◆ Task brief ◆
Can you write out all the lines word for word, with no pictures?

◆ Structured figure records ◆
- - - -

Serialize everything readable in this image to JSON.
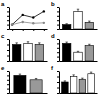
{
  "chart_data": [
    {
      "type": "line",
      "title": "a",
      "x": [
        0,
        1,
        2,
        3
      ],
      "xlim": [
        -0.3,
        3.3
      ],
      "xticks": [
        0,
        1,
        2,
        3
      ],
      "series": [
        {
          "color": "#000000",
          "values": [
            1,
            3.2,
            2.6,
            4
          ],
          "marker": "circle"
        },
        {
          "color": "#888888",
          "values": [
            1,
            1.6,
            1.3,
            1.4
          ],
          "marker": "circle"
        }
      ],
      "ylim": [
        0,
        5
      ],
      "yticks": [
        0,
        1,
        2,
        3,
        4,
        5
      ],
      "tick_labels": false
    },
    {
      "type": "bar",
      "title": "b",
      "categories": [
        null,
        null,
        null
      ],
      "values": [
        1,
        4,
        1.5
      ],
      "errors": [
        0.2,
        0.5,
        0.3
      ],
      "colors": [
        "#000000",
        "#ffffff",
        "#999999"
      ],
      "ylim": [
        0,
        5
      ],
      "yticks": [
        0,
        1,
        2,
        3,
        4,
        5
      ],
      "tick_labels": false
    },
    {
      "type": "bar",
      "title": "c",
      "categories": [
        null,
        null,
        null
      ],
      "values": [
        3,
        3.2,
        3
      ],
      "errors": [
        0.3,
        0.3,
        0.3
      ],
      "colors": [
        "#000000",
        "#ffffff",
        "#999999"
      ],
      "ylim": [
        0,
        4
      ],
      "yticks": [
        0,
        1,
        2,
        3,
        4
      ],
      "tick_labels": false
    },
    {
      "type": "bar",
      "title": "d",
      "categories": [
        null,
        null,
        null
      ],
      "values": [
        4,
        2,
        3.5
      ],
      "errors": [
        0.3,
        0.2,
        0.3
      ],
      "colors": [
        "#000000",
        "#ffffff",
        "#999999"
      ],
      "ylim": [
        0,
        5
      ],
      "yticks": [
        0,
        1,
        2,
        3,
        4,
        5
      ],
      "tick_labels": false
    },
    {
      "type": "bar",
      "title": "e",
      "categories": [
        null,
        null
      ],
      "values": [
        4,
        3
      ],
      "errors": [
        0.3,
        0.3
      ],
      "colors": [
        "#000000",
        "#999999"
      ],
      "ylim": [
        0,
        5
      ],
      "yticks": [
        0,
        1,
        2,
        3,
        4,
        5
      ],
      "tick_labels": false
    },
    {
      "type": "bar",
      "title": "f",
      "categories": [
        null,
        null,
        null,
        null
      ],
      "values": [
        2,
        3,
        2.5,
        3.5
      ],
      "errors": [
        0.2,
        0.3,
        0.2,
        0.3
      ],
      "colors": [
        "#000000",
        "#ffffff",
        "#999999",
        "#ffffff"
      ],
      "ylim": [
        0,
        4
      ],
      "yticks": [
        0,
        1,
        2,
        3,
        4
      ],
      "tick_labels": false
    }
  ]
}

- - - -

◆ Worked solution ◆
Serialize everything readable in this image to JSON.
{
  "chart_data": [
    {
      "type": "line",
      "title": "a",
      "x": [
        0,
        1,
        2,
        3
      ],
      "xlim": [
        -0.3,
        3.3
      ],
      "xticks": [
        0,
        1,
        2,
        3
      ],
      "series": [
        {
          "color": "#000000",
          "values": [
            1,
            3.2,
            2.6,
            4
          ],
          "marker": "circle"
        },
        {
          "color": "#888888",
          "values": [
            1,
            1.6,
            1.3,
            1.4
          ],
          "marker": "circle"
        }
      ],
      "ylim": [
        0,
        5
      ],
      "yticks": [
        0,
        1,
        2,
        3,
        4,
        5
      ],
      "tick_labels": false
    },
    {
      "type": "bar",
      "title": "b",
      "categories": [
        null,
        null,
        null
      ],
      "values": [
        1,
        4,
        1.5
      ],
      "errors": [
        0.2,
        0.5,
        0.3
      ],
      "colors": [
        "#000000",
        "#ffffff",
        "#999999"
      ],
      "ylim": [
        0,
        5
      ],
      "yticks": [
        0,
        1,
        2,
        3,
        4,
        5
      ],
      "tick_labels": false
    },
    {
      "type": "bar",
      "title": "c",
      "categories": [
        null,
        null,
        null
      ],
      "values": [
        3,
        3.2,
        3
      ],
      "errors": [
        0.3,
        0.3,
        0.3
      ],
      "colors": [
        "#000000",
        "#ffffff",
        "#999999"
      ],
      "ylim": [
        0,
        4
      ],
      "yticks": [
        0,
        1,
        2,
        3,
        4
      ],
      "tick_labels": false
    },
    {
      "type": "bar",
      "title": "d",
      "categories": [
        null,
        null,
        null
      ],
      "values": [
        4,
        2,
        3.5
      ],
      "errors": [
        0.3,
        0.2,
        0.3
      ],
      "colors": [
        "#000000",
        "#ffffff",
        "#999999"
      ],
      "ylim": [
        0,
        5
      ],
      "yticks": [
        0,
        1,
        2,
        3,
        4,
        5
      ],
      "tick_labels": false
    },
    {
      "type": "bar",
      "title": "e",
      "categories": [
        null,
        null
      ],
      "values": [
        4,
        3
      ],
      "errors": [
        0.3,
        0.3
      ],
      "colors": [
        "#000000",
        "#999999"
      ],
      "ylim": [
        0,
        5
      ],
      "yticks": [
        0,
        1,
        2,
        3,
        4,
        5
      ],
      "tick_labels": false
    },
    {
      "type": "bar",
      "title": "f",
      "categories": [
        null,
        null,
        null,
        null
      ],
      "values": [
        2,
        3,
        2.5,
        3.5
      ],
      "errors": [
        0.2,
        0.3,
        0.2,
        0.3
      ],
      "colors": [
        "#000000",
        "#ffffff",
        "#999999",
        "#ffffff"
      ],
      "ylim": [
        0,
        4
      ],
      "yticks": [
        0,
        1,
        2,
        3,
        4
      ],
      "tick_labels": false
    }
  ]
}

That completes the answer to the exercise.